The entries below are to be transcribed in full, without their images.

[Data entries]
******************************

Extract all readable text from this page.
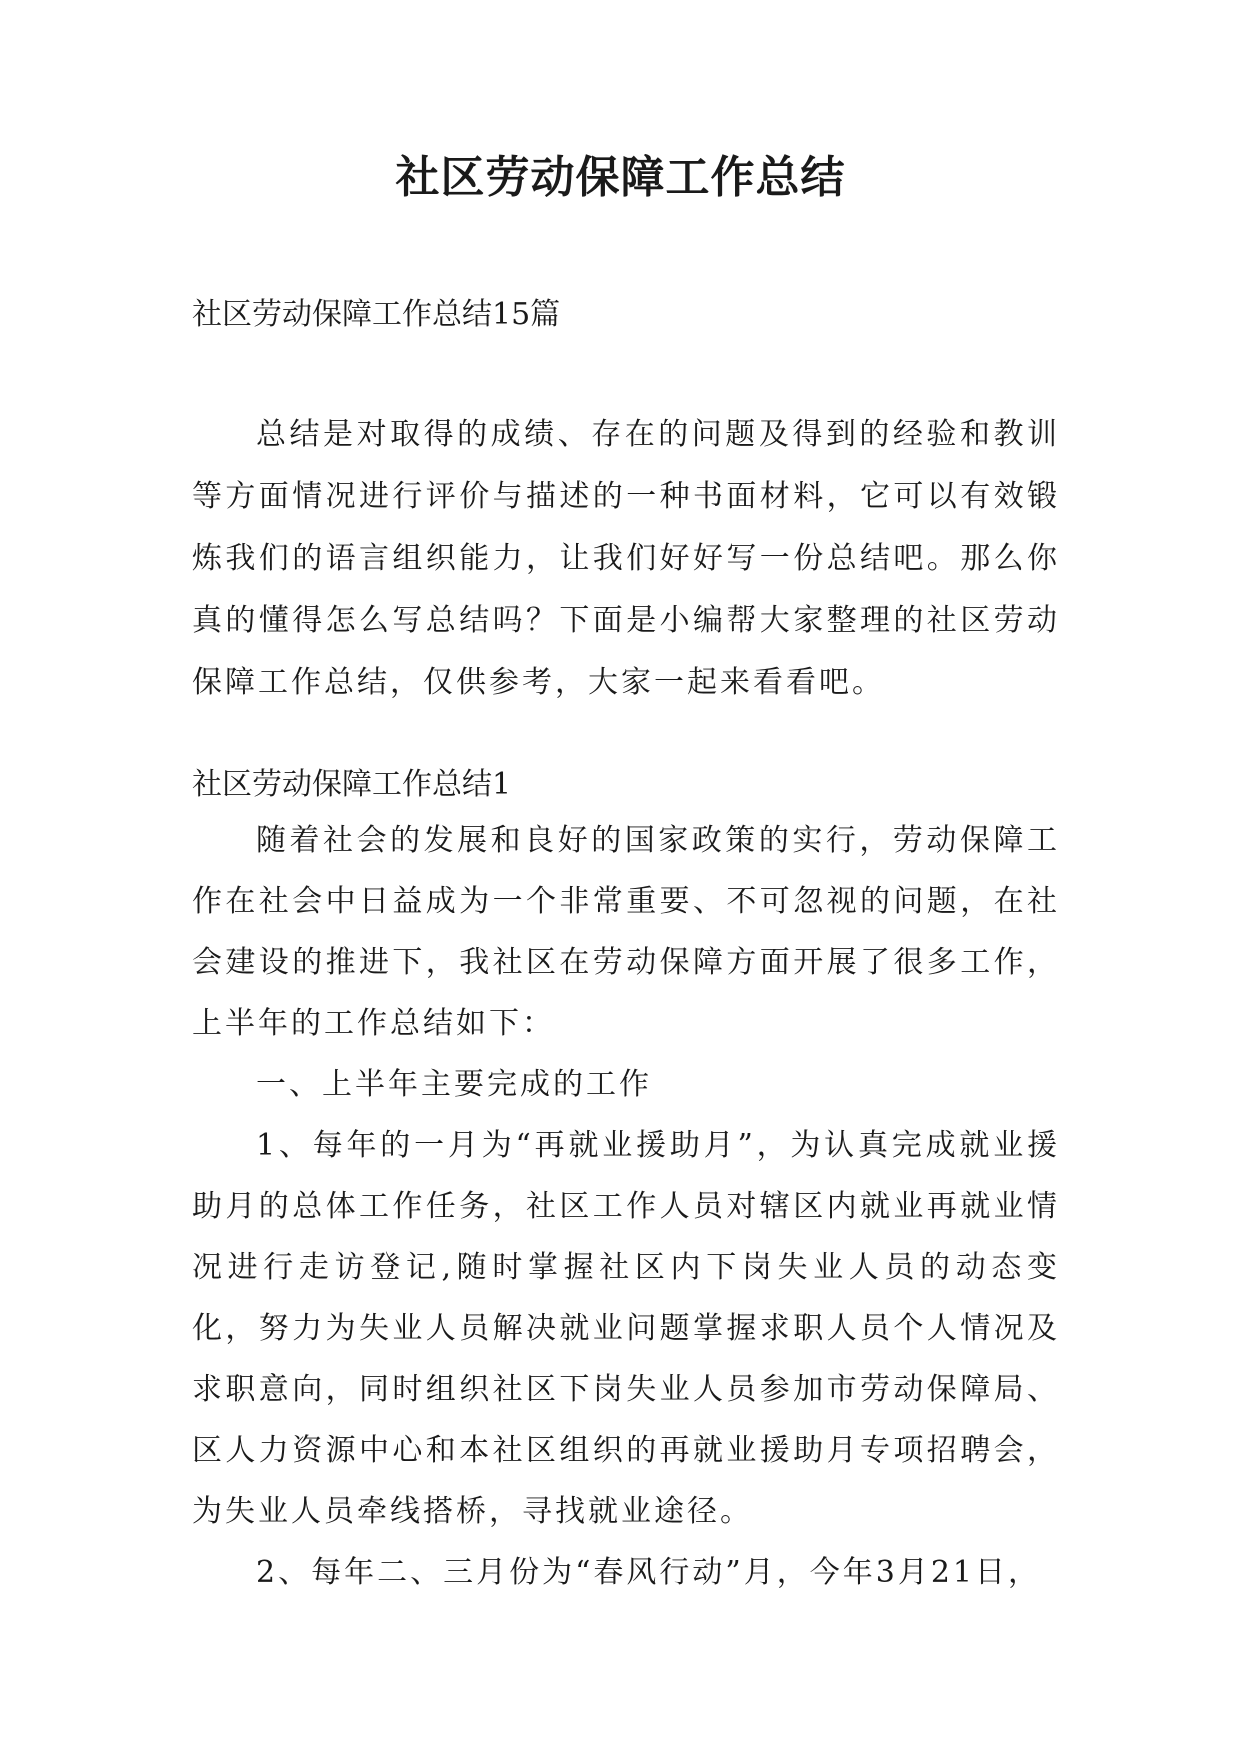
社区劳动保障工作总结

社区劳动保障工作总结15篇

总结是对取得的成绩、存在的问题及得到的经验和教训等方面情况进行评价与描述的一种书面材料，它可以有效锻炼我们的语言组织能力，让我们好好写一份总结吧。那么你真的懂得怎么写总结吗？下面是小编帮大家整理的社区劳动保障工作总结，仅供参考，大家一起来看看吧。

社区劳动保障工作总结1

随着社会的发展和良好的国家政策的实行，劳动保障工作在社会中日益成为一个非常重要、不可忽视的问题，在社会建设的推进下，我社区在劳动保障方面开展了很多工作，上半年的工作总结如下：

一、上半年主要完成的工作

1、每年的一月为“再就业援助月”，为认真完成就业援助月的总体工作任务，社区工作人员对辖区内就业再就业情况进行走访登记,随时掌握社区内下岗失业人员的动态变化，努力为失业人员解决就业问题掌握求职人员个人情况及求职意向，同时组织社区下岗失业人员参加市劳动保障局、区人力资源中心和本社区组织的再就业援助月专项招聘会，为失业人员牵线搭桥，寻找就业途径。

2、每年二、三月份为“春风行动”月，今年3月21日，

******************************

Exercise solution
Extract all readable text from this page.
社区劳动保障工作总结

社区劳动保障工作总结15篇

总结是对取得的成绩、存在的问题及得到的经验和教训等方面情况进行评价与描述的一种书面材料，它可以有效锻炼我们的语言组织能力，让我们好好写一份总结吧。那么你真的懂得怎么写总结吗？下面是小编帮大家整理的社区劳动保障工作总结，仅供参考，大家一起来看看吧。

社区劳动保障工作总结1

随着社会的发展和良好的国家政策的实行，劳动保障工作在社会中日益成为一个非常重要、不可忽视的问题，在社会建设的推进下，我社区在劳动保障方面开展了很多工作，上半年的工作总结如下：

一、上半年主要完成的工作

1、每年的一月为“再就业援助月”，为认真完成就业援助月的总体工作任务，社区工作人员对辖区内就业再就业情况进行走访登记,随时掌握社区内下岗失业人员的动态变化，努力为失业人员解决就业问题掌握求职人员个人情况及求职意向，同时组织社区下岗失业人员参加市劳动保障局、区人力资源中心和本社区组织的再就业援助月专项招聘会，为失业人员牵线搭桥，寻找就业途径。

2、每年二、三月份为“春风行动”月，今年3月21日，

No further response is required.